GOAL: Read the records below and copy each line that contains "will".
=======
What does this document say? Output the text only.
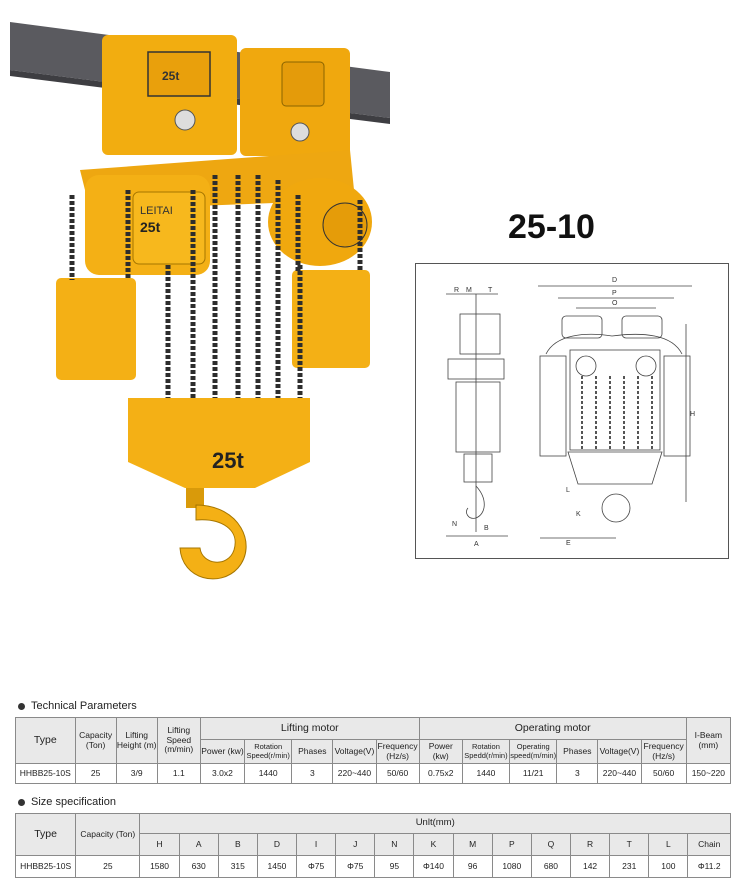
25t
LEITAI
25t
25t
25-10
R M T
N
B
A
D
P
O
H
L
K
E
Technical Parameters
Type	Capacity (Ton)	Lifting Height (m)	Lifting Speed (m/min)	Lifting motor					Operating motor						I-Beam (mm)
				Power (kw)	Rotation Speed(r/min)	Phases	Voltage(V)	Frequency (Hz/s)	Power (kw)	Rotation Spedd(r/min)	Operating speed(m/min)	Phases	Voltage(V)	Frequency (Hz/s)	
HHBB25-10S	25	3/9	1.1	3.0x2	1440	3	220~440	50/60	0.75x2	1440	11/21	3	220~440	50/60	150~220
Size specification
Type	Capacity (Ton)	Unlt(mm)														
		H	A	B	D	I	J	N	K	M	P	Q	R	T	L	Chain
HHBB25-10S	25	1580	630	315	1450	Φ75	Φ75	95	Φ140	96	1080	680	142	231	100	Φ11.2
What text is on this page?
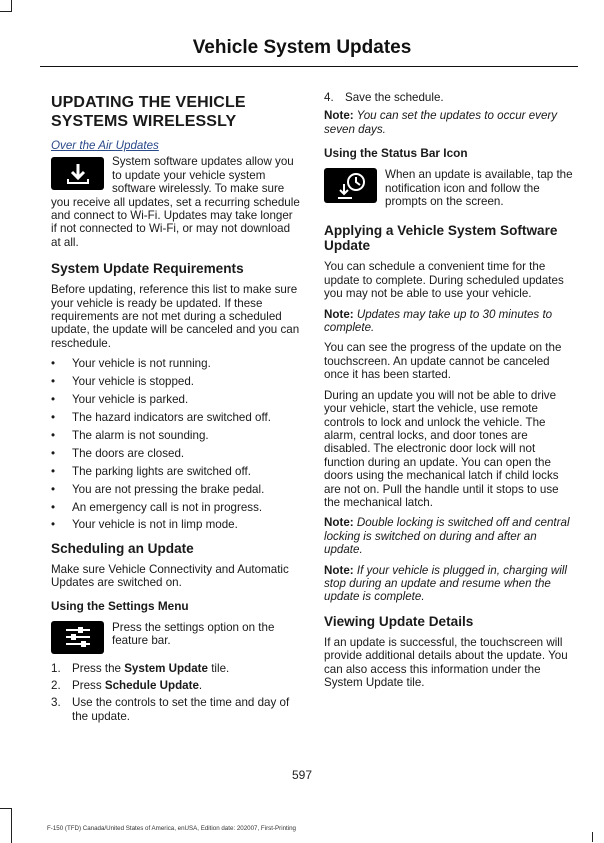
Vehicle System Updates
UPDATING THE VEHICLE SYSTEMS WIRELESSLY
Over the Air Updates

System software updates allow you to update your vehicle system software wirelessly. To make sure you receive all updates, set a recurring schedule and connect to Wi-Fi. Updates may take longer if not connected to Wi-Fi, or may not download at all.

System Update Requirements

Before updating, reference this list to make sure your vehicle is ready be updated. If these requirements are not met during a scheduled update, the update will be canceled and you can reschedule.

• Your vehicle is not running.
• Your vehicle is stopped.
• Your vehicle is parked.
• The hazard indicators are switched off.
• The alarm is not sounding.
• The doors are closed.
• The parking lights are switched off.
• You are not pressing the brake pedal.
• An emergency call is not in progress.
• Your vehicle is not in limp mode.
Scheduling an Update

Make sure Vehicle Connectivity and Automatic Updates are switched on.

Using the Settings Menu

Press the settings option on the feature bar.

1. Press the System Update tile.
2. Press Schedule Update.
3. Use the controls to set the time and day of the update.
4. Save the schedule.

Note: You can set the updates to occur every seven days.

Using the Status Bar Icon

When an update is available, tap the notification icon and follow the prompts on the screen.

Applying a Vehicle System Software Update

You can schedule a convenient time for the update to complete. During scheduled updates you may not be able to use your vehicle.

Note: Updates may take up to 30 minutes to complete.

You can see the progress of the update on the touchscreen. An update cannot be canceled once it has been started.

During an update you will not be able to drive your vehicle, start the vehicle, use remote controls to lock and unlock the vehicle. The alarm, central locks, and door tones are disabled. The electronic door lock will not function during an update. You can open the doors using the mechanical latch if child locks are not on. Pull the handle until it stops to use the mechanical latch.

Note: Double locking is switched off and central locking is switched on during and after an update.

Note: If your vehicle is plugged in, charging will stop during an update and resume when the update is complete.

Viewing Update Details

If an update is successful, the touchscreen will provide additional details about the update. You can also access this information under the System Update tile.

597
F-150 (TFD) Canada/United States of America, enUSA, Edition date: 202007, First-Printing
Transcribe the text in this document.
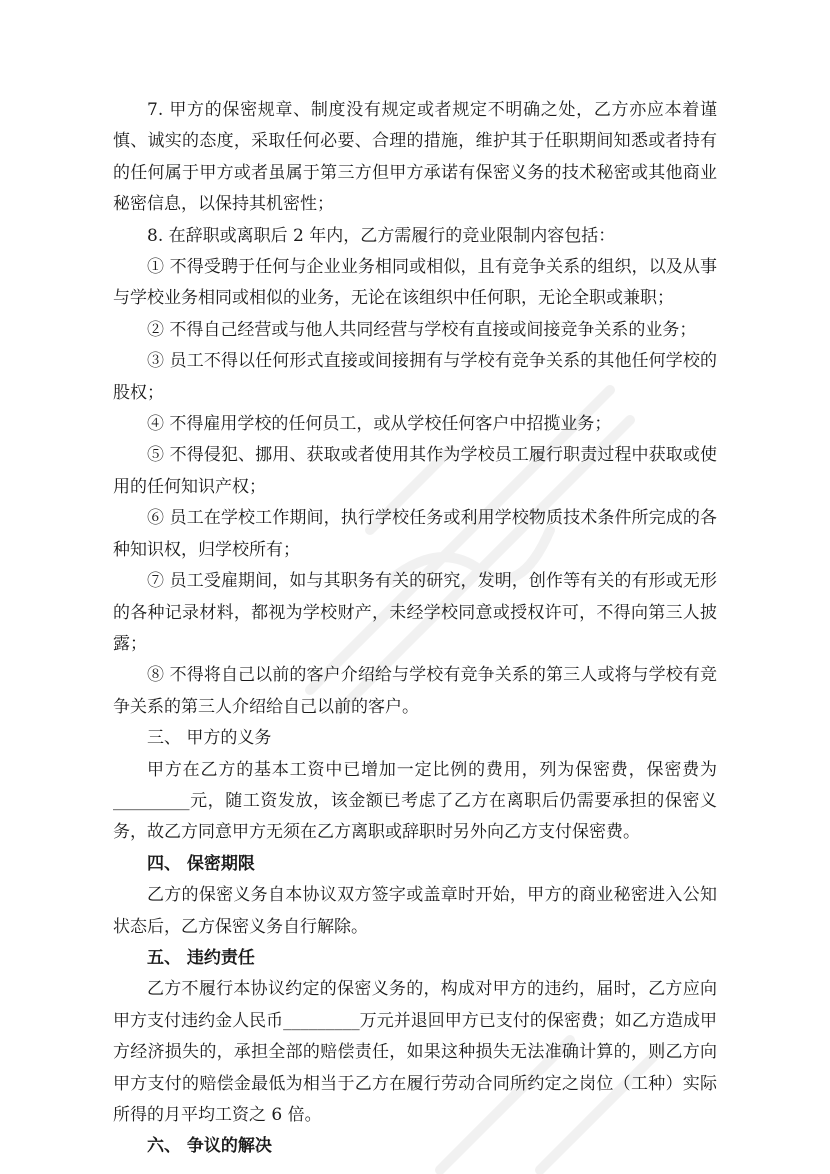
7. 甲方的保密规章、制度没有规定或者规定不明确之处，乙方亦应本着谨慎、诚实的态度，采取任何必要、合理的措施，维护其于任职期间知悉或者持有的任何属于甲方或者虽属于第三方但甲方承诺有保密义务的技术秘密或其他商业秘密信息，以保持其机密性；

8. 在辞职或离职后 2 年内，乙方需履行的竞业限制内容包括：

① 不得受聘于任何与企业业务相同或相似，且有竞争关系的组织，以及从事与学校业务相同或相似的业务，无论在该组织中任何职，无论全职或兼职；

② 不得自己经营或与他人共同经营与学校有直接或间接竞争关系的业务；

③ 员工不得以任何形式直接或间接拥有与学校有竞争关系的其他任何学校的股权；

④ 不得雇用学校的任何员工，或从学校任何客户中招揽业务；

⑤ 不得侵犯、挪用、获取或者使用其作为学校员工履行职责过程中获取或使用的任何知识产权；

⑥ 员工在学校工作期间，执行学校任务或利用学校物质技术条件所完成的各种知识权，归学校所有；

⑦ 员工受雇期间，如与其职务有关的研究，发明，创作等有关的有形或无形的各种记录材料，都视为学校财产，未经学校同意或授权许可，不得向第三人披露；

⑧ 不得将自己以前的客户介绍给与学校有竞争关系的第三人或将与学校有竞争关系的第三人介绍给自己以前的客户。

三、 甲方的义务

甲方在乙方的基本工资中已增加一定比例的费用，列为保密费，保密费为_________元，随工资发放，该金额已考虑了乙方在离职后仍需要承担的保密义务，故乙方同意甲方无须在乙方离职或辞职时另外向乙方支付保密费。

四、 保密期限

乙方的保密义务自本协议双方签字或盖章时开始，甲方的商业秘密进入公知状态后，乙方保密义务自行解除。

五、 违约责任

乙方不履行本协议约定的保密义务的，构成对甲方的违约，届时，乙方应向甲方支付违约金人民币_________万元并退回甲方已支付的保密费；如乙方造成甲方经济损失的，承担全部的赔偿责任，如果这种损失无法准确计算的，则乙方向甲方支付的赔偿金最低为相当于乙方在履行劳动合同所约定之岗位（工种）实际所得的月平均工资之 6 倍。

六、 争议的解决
=======
RESULT FOR THIS EXERCISE:
Before updating, reference this list to make sure your vehicle is ready be updated. If these requirements are not met during a scheduled update, the update will be canceled and you can reschedule.
During an update you will not be able to drive your vehicle, start the vehicle, use remote controls to lock and unlock the vehicle. The alarm, central locks, and door tones are disabled. The electronic door lock will not function during an update. You can open the doors using the mechanical latch if child locks are not on. Pull the handle until it stops to use the mechanical latch.
Note: If your vehicle is plugged in, charging will stop during an update and resume when the update is complete.
If an update is successful, the touchscreen will provide additional details about the update. You can also access this information under the System Update tile.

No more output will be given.